* **Fragmento proporcionado**:
Necrológicas
  • – Luis Rubén Bahamonde Bahamóndez
  • – Arístides Vargas Morris
  • – Bernardita Ojeda Vargas
  • – Antonio Guentelicán Guineo
  • – Pedro Antonio Sánchez Villarroel

Viviendas compartidas: contra el frío, la soledad y el olvido en la vejez

Domingo 30 de Noviembre del 2025

Compartir esta noticia
121
Visitas

– Entre enfermedades, pobreza, duelos y silencios largos, 24 personas mayores llegaron al condominio de Viviendas Compartidas para personas mayores en Punta Arenas, administrado por el Hogar de Cristo. En un país donde la soledad crece, el aislamiento se hace costumbre y los mayores mueren sin compañía, este proyecto muestra qué sucede cuando la vejez deja de depender de la suerte.

* **Entradas de datos recopiladas**:
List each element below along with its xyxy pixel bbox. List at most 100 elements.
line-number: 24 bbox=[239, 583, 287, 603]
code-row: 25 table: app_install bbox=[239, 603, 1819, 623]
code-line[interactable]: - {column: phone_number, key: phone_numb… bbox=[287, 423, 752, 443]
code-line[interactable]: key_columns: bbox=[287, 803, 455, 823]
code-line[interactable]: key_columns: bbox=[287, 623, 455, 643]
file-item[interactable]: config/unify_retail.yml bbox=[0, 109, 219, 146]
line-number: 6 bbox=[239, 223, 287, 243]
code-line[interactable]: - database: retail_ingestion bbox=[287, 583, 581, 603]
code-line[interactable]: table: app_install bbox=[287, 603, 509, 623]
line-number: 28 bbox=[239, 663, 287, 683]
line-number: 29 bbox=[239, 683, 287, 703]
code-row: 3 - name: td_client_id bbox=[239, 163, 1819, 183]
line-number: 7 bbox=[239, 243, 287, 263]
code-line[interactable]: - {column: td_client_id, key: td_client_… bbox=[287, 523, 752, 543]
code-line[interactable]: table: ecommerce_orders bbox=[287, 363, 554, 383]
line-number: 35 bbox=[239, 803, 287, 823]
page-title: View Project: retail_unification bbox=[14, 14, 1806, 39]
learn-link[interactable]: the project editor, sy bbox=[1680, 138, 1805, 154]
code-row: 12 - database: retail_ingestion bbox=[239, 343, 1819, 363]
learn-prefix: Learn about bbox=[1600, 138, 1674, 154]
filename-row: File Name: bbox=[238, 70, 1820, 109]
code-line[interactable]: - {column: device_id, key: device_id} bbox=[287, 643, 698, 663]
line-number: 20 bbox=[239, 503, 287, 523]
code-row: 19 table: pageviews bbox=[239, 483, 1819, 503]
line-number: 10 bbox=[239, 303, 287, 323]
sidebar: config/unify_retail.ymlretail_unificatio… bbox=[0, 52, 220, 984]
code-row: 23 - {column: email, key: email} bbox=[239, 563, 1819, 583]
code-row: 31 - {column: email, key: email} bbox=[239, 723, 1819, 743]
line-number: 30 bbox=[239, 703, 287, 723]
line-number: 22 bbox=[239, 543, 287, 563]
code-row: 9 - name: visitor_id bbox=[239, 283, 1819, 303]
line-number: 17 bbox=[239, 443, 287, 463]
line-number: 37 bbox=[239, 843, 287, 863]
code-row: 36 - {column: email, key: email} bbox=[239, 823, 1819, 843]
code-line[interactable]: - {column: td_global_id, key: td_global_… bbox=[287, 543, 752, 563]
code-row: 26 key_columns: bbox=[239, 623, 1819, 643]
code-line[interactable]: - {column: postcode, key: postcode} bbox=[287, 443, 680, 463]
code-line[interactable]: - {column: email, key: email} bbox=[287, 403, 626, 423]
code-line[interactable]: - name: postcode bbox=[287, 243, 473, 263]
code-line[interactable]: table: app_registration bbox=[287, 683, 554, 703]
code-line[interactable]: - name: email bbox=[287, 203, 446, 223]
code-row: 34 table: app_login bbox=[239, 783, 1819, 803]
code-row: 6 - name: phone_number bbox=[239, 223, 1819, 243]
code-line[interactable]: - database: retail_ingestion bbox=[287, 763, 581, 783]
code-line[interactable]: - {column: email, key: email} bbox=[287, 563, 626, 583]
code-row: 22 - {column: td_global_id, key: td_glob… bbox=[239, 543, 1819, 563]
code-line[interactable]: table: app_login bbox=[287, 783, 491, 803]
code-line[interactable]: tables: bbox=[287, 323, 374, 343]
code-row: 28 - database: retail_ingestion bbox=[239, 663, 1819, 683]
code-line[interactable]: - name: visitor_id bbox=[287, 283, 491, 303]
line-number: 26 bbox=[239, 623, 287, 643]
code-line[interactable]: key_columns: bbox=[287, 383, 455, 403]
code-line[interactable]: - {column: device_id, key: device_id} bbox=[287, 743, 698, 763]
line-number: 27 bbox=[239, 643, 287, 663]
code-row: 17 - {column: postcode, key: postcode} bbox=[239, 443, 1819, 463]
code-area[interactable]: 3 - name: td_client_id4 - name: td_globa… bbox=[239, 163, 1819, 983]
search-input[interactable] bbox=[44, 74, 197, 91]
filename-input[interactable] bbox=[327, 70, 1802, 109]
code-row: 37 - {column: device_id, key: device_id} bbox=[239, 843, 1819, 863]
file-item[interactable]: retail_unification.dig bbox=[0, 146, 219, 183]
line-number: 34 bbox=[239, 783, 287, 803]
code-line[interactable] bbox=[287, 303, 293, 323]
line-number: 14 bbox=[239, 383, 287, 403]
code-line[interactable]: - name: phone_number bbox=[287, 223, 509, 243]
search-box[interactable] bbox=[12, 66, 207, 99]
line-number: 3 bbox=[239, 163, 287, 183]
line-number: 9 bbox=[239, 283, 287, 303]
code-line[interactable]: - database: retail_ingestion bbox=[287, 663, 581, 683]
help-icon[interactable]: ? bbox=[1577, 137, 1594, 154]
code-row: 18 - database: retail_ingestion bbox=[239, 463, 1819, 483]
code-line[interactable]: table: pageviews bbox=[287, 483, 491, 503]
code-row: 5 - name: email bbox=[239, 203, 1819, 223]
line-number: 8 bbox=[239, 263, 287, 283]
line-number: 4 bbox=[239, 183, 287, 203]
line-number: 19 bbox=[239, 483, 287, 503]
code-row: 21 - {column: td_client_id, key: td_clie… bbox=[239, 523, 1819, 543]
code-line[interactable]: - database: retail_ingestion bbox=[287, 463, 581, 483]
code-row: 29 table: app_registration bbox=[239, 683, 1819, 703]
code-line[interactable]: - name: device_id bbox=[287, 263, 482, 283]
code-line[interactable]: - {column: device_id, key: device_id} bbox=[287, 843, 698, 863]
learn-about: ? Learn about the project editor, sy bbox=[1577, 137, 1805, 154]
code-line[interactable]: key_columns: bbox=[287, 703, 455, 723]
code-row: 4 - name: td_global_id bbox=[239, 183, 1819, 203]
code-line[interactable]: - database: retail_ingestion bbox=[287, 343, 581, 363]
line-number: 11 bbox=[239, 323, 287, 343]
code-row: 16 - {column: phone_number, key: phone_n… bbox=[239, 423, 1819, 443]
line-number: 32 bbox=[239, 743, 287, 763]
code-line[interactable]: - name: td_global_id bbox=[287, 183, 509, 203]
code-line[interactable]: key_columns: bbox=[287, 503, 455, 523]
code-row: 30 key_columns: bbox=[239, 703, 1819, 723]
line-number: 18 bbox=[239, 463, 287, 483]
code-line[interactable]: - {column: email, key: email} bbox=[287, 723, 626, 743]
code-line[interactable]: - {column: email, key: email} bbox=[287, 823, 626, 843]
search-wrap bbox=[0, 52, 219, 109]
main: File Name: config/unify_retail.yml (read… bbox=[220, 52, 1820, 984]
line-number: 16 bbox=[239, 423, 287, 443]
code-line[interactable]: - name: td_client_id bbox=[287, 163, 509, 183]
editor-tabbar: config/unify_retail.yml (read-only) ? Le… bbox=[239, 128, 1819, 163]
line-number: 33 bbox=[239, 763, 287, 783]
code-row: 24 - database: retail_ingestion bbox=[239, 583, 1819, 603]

* **Requisitos del ejercicio**: Escribe el nombre completo de cada persona que figura bajo el título «Necrológicas» en el fragmento proporcionado.

* **Respuesta al ejercicio**:
Luis Rubén Bahamonde Bahamóndez
Arístides Vargas Morris
Bernardita Ojeda Vargas
Antonio Guentelicán Guineo
Pedro Antonio Sánchez Villarroel